**MATERIAL SHOWN**
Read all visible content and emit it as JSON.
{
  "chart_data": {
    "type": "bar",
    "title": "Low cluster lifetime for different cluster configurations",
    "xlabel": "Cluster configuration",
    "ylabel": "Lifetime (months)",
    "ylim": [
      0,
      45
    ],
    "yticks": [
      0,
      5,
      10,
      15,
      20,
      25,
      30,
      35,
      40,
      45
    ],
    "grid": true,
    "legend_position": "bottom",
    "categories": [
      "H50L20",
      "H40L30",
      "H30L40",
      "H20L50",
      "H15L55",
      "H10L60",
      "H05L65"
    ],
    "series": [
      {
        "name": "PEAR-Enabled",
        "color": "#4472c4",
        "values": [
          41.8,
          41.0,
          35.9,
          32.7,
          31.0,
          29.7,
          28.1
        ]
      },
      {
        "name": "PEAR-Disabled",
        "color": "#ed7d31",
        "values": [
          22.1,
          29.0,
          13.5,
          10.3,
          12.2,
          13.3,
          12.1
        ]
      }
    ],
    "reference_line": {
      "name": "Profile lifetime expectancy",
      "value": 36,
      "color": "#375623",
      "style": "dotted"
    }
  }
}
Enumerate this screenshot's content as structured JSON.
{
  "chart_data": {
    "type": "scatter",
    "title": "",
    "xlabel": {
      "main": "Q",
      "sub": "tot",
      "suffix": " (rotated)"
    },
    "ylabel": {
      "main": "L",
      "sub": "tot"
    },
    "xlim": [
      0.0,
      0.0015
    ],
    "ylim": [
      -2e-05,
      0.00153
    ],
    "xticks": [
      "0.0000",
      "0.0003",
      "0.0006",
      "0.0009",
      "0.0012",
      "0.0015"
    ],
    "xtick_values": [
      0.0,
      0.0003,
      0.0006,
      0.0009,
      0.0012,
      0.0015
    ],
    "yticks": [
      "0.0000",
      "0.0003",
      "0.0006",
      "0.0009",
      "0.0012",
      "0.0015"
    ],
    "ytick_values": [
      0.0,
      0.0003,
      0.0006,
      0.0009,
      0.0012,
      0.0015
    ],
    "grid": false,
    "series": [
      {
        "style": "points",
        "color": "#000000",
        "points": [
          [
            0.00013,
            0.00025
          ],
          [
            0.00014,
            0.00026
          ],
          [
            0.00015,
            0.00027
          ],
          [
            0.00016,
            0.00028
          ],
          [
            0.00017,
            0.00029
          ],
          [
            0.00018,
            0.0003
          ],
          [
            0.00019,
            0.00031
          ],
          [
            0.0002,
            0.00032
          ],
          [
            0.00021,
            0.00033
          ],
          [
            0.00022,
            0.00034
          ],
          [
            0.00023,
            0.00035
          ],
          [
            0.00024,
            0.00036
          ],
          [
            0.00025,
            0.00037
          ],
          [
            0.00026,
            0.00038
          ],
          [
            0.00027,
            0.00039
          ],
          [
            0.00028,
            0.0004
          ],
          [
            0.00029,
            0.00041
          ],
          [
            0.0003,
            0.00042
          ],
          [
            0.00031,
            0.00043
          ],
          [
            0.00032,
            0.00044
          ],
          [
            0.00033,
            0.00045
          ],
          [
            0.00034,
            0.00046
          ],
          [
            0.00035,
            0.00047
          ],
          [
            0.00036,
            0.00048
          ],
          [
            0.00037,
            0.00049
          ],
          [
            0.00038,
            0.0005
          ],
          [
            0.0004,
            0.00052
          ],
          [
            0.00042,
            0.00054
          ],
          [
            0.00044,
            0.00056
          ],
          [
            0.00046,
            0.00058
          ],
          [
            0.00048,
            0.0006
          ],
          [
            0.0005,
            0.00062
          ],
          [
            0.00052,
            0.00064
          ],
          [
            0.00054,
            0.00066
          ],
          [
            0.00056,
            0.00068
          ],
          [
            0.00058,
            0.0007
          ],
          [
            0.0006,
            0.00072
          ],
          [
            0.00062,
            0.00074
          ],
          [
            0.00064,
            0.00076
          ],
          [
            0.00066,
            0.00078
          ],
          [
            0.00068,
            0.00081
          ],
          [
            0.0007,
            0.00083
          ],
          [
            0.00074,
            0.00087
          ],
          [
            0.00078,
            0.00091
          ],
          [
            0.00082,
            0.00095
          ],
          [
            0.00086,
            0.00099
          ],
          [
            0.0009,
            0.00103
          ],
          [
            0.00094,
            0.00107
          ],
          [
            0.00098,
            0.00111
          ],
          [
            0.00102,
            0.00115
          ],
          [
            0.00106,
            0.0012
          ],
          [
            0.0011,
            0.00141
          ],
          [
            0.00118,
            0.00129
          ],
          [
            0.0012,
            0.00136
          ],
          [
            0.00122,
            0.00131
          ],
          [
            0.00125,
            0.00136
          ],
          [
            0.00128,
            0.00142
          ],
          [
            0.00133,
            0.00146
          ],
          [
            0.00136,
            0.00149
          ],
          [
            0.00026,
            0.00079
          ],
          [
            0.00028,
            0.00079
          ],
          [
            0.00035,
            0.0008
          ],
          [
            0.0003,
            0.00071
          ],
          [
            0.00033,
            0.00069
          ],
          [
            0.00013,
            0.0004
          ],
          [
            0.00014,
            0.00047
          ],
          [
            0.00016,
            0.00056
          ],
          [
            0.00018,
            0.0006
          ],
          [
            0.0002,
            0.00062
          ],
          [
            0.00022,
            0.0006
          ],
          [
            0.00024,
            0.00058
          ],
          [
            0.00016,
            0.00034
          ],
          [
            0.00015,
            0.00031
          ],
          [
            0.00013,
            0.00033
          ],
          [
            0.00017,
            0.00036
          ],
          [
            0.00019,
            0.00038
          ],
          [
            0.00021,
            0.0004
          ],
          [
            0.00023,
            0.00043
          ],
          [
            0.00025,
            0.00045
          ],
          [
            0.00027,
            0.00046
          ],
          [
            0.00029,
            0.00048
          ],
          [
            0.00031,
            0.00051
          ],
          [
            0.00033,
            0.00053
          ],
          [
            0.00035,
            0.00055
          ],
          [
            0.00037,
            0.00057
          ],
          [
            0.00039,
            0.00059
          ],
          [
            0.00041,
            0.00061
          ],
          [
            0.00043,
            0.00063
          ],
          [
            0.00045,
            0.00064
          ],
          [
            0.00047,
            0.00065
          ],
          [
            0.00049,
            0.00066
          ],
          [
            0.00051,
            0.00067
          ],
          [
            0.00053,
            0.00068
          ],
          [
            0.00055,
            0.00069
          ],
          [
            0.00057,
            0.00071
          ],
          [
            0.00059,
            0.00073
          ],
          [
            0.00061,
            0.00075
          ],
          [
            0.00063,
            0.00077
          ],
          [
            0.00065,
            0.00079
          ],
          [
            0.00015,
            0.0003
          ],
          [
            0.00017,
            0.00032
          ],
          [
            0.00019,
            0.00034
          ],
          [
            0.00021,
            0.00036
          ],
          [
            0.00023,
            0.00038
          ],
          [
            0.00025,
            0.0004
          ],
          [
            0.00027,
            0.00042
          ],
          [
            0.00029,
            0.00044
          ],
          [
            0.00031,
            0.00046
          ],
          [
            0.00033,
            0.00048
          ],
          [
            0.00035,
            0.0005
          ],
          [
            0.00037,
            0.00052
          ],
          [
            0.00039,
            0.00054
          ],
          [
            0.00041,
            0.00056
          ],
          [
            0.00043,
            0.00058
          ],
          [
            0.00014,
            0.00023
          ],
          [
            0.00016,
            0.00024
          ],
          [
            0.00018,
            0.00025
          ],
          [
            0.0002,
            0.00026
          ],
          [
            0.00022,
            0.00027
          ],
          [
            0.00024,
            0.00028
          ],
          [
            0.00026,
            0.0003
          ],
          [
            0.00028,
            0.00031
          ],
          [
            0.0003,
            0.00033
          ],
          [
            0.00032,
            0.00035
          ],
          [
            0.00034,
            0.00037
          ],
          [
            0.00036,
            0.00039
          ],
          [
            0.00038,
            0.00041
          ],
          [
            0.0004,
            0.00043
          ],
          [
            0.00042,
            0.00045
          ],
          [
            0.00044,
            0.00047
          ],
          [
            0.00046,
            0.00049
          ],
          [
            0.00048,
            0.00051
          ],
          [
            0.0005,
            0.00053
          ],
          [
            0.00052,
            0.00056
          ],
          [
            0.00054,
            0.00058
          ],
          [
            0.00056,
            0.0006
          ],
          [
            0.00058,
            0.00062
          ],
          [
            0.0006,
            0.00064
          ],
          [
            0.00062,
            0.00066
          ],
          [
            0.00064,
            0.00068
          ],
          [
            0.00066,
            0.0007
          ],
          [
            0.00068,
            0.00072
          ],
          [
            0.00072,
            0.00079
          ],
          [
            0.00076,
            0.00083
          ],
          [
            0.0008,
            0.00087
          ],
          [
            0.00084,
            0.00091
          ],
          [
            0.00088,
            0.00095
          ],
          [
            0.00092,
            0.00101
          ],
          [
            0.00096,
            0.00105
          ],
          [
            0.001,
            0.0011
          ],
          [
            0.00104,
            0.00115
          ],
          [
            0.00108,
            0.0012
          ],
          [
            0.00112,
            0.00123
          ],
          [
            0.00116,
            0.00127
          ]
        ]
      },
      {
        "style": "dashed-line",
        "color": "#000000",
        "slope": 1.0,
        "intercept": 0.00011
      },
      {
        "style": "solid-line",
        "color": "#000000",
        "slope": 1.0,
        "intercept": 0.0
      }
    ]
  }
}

**EXERCISE PROMPT**
Track down every line with the word "style" and copy it.

**WORKED ANSWER**
      "style": "dotted"
        "style": "points",
        "style": "dashed-line",
        "style": "solid-line",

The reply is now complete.